#### Available records ####

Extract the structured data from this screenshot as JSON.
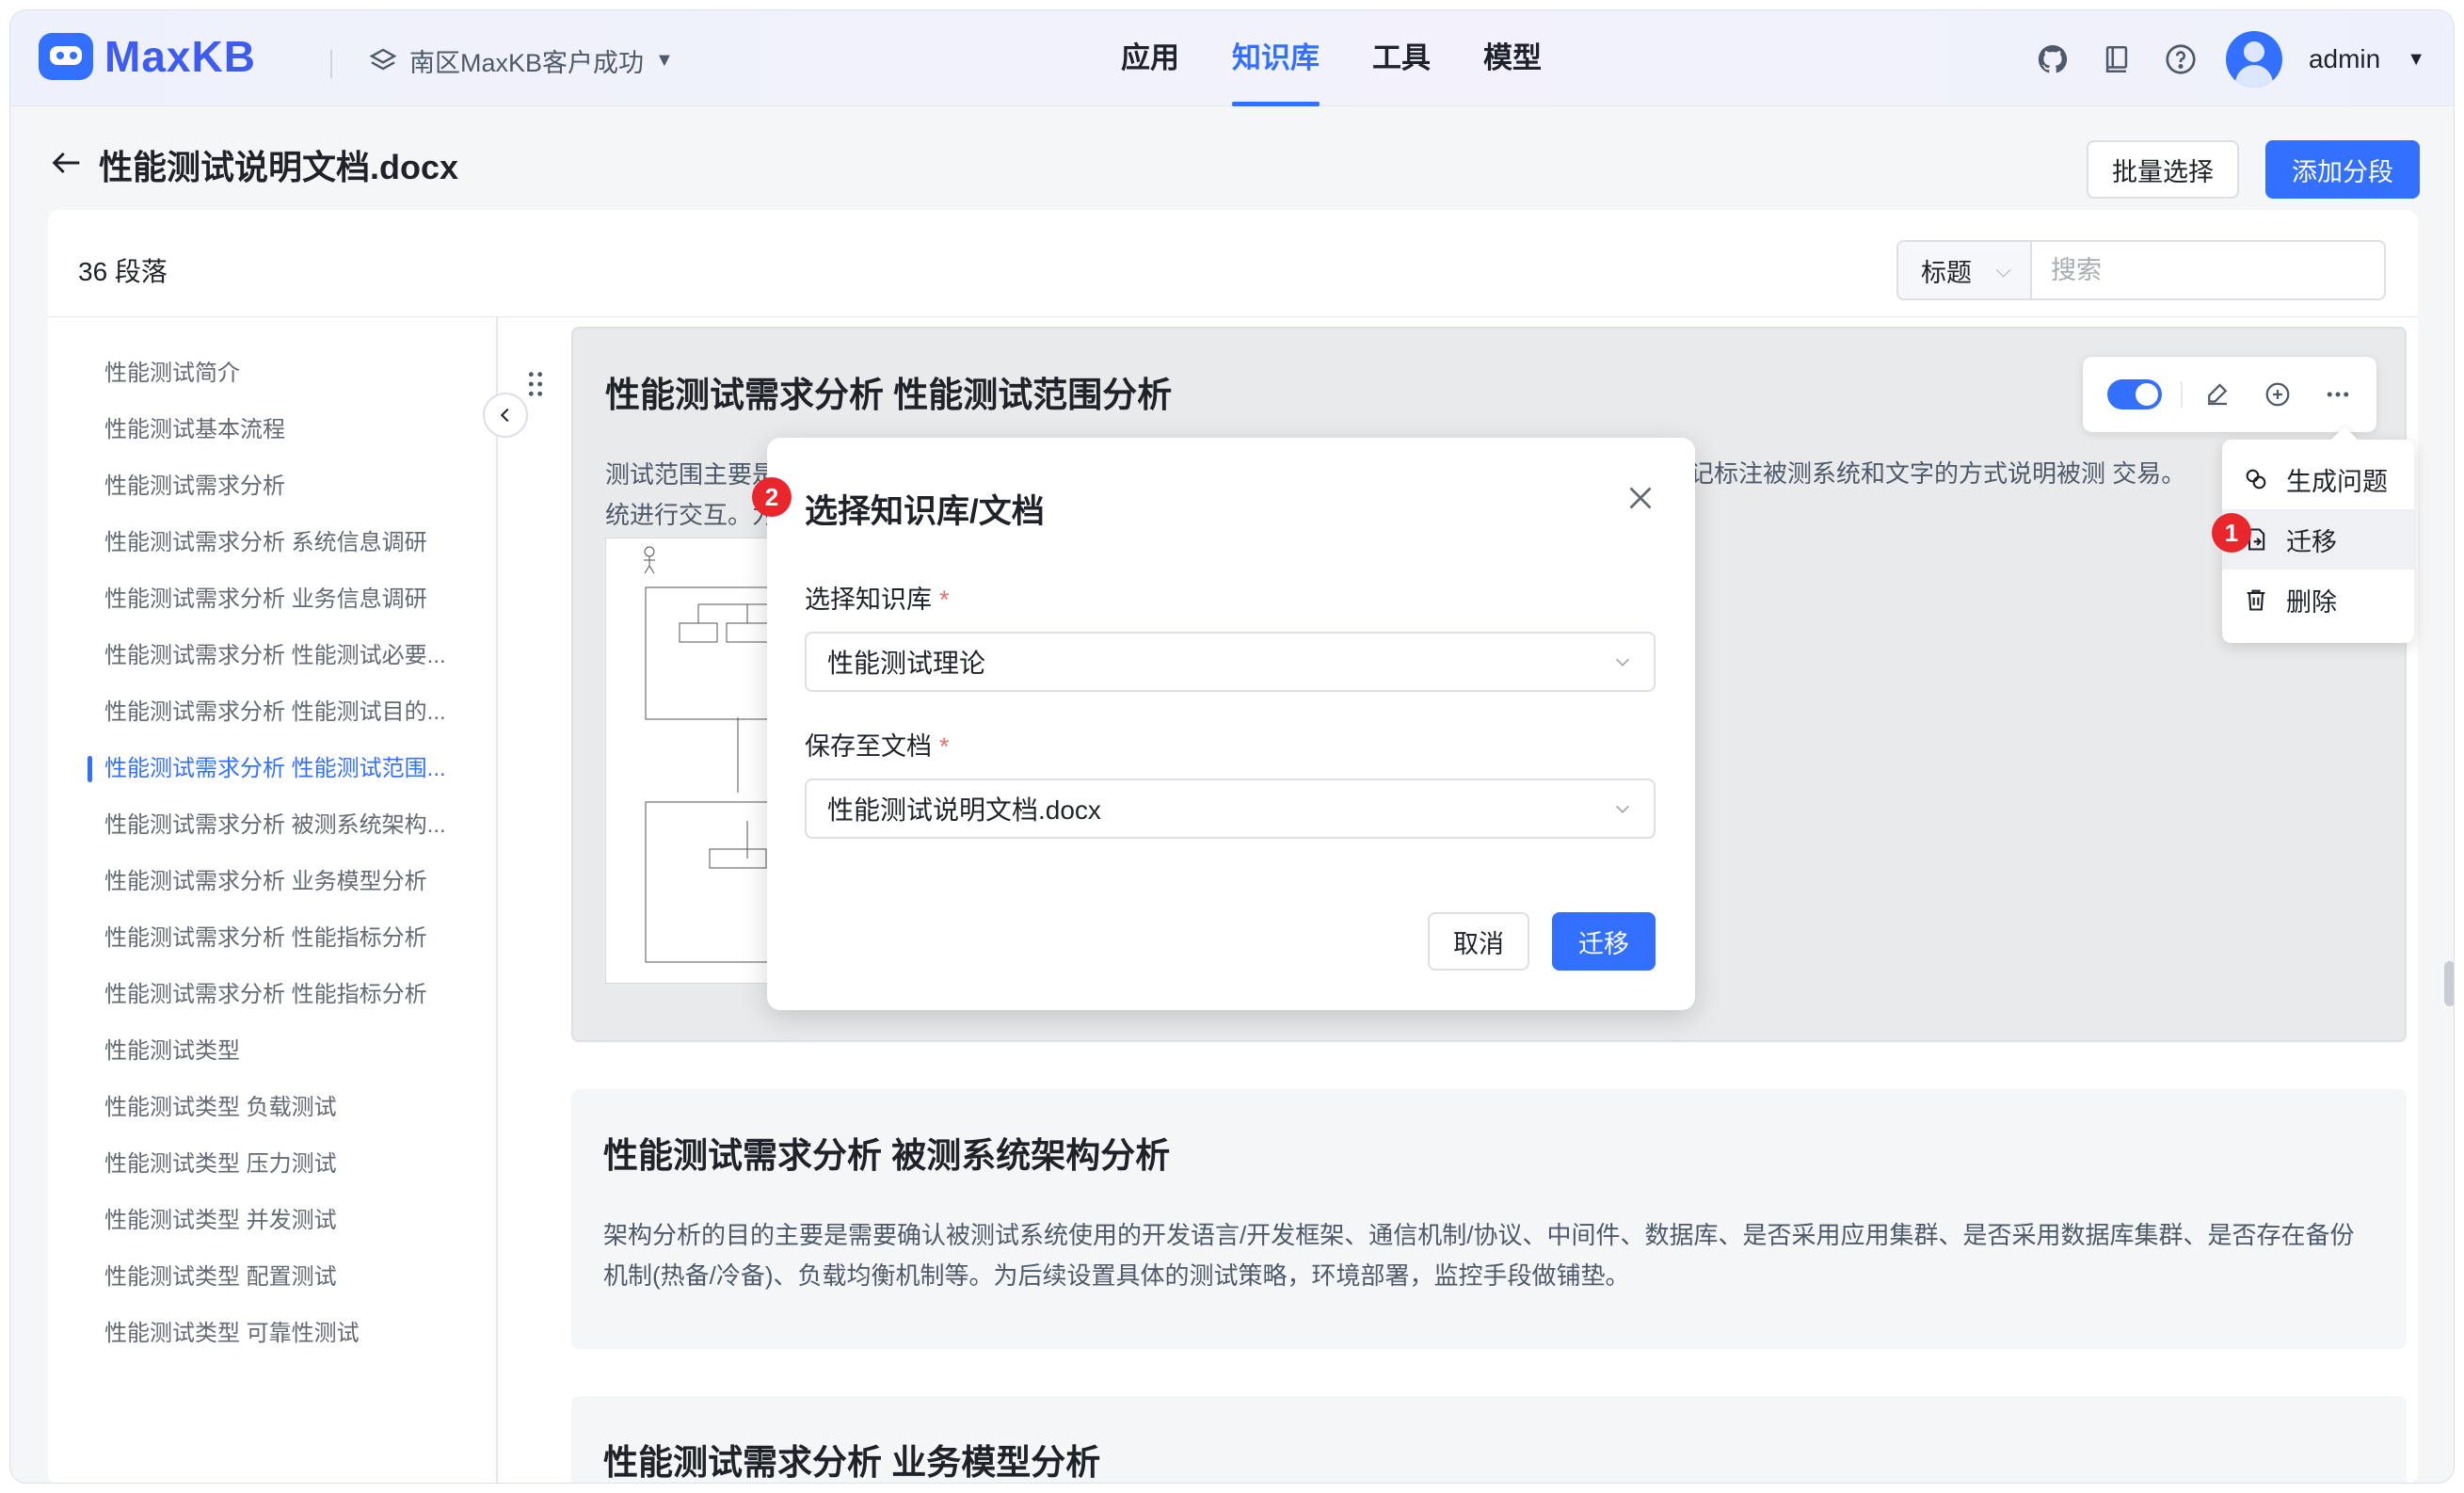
{
  "header": {
    "logo_text": "MaxKB",
    "workspace": "南区MaxKB客户成功",
    "nav": [
      "应用",
      "知识库",
      "工具",
      "模型"
    ],
    "active_nav": "知识库",
    "user": "admin"
  },
  "page": {
    "title": "性能测试说明文档.docx",
    "batch_select": "批量选择",
    "add_segment": "添加分段",
    "paragraph_count": "36 段落",
    "search_type": "标题",
    "search_placeholder": "搜索"
  },
  "sidebar": {
    "items": [
      "性能测试简介",
      "性能测试基本流程",
      "性能测试需求分析",
      "性能测试需求分析 系统信息调研",
      "性能测试需求分析 业务信息调研",
      "性能测试需求分析 性能测试必要...",
      "性能测试需求分析 性能测试目的...",
      "性能测试需求分析 性能测试范围...",
      "性能测试需求分析 被测系统架构...",
      "性能测试需求分析 业务模型分析",
      "性能测试需求分析 性能指标分析",
      "性能测试需求分析 性能指标分析",
      "性能测试类型",
      "性能测试类型 负载测试",
      "性能测试类型 压力测试",
      "性能测试类型 并发测试",
      "性能测试类型 配置测试",
      "性能测试类型 可靠性测试"
    ],
    "active_index": 7
  },
  "blocks": [
    {
      "title": "性能测试需求分析 性能测试范围分析",
      "text_left_line1": "测试范围主要是",
      "text_left_line2": "统进行交互。为",
      "text_right": "标记标注被测系统和文字的方式说明被测 交易。"
    },
    {
      "title": "性能测试需求分析 被测系统架构分析",
      "text": "架构分析的目的主要是需要确认被测试系统使用的开发语言/开发框架、通信机制/协议、中间件、数据库、是否采用应用集群、是否采用数据库集群、是否存在备份机制(热备/冷备)、负载均衡机制等。为后续设置具体的测试策略，环境部署，监控手段做铺垫。"
    },
    {
      "title": "性能测试需求分析 业务模型分析"
    }
  ],
  "dropdown": {
    "items": [
      "生成问题",
      "迁移",
      "删除"
    ]
  },
  "dialog": {
    "title": "选择知识库/文档",
    "kb_label": "选择知识库",
    "kb_value": "性能测试理论",
    "doc_label": "保存至文档",
    "doc_value": "性能测试说明文档.docx",
    "cancel": "取消",
    "confirm": "迁移"
  },
  "badges": [
    "1",
    "2"
  ],
  "colors": {
    "accent": "#3370ff",
    "badge": "#e8262c"
  }
}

####

Task | Find every line in the records that has the string "性能测试类型", then state how many there are and nothing else.

Response to the exercise | 6